Where a line contains the string "此类试题解答时", copy that line.

Dataset entries:
:::

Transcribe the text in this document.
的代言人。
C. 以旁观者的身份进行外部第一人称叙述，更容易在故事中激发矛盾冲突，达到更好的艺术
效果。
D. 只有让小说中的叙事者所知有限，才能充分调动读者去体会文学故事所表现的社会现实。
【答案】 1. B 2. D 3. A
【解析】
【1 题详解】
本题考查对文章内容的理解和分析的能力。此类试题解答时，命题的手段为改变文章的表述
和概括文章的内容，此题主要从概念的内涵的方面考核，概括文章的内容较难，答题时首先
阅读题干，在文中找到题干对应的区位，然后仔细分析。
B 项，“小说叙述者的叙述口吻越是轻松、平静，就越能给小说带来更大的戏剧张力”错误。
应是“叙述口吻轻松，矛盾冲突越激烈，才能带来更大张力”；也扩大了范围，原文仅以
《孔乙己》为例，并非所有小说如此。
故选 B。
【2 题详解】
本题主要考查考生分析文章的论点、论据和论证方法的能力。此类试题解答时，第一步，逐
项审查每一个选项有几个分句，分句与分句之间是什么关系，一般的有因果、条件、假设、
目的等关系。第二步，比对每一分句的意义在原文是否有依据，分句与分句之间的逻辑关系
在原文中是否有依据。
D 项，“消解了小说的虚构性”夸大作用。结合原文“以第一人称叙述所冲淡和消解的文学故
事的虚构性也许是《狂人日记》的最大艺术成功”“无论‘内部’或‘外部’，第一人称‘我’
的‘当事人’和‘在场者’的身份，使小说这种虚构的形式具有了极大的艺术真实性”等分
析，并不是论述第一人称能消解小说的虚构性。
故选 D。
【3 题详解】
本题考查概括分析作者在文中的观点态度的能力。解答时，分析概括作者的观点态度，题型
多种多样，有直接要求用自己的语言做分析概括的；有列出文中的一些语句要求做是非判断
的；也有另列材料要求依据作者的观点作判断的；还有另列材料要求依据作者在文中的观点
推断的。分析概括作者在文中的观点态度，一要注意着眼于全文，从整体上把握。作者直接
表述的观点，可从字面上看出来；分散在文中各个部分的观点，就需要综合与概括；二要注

:::

**The solution**
本题考查对文章内容的理解和分析的能力。此类试题解答时，命题的手段为改变文章的表述
本题主要考查考生分析文章的论点、论据和论证方法的能力。此类试题解答时，第一步，逐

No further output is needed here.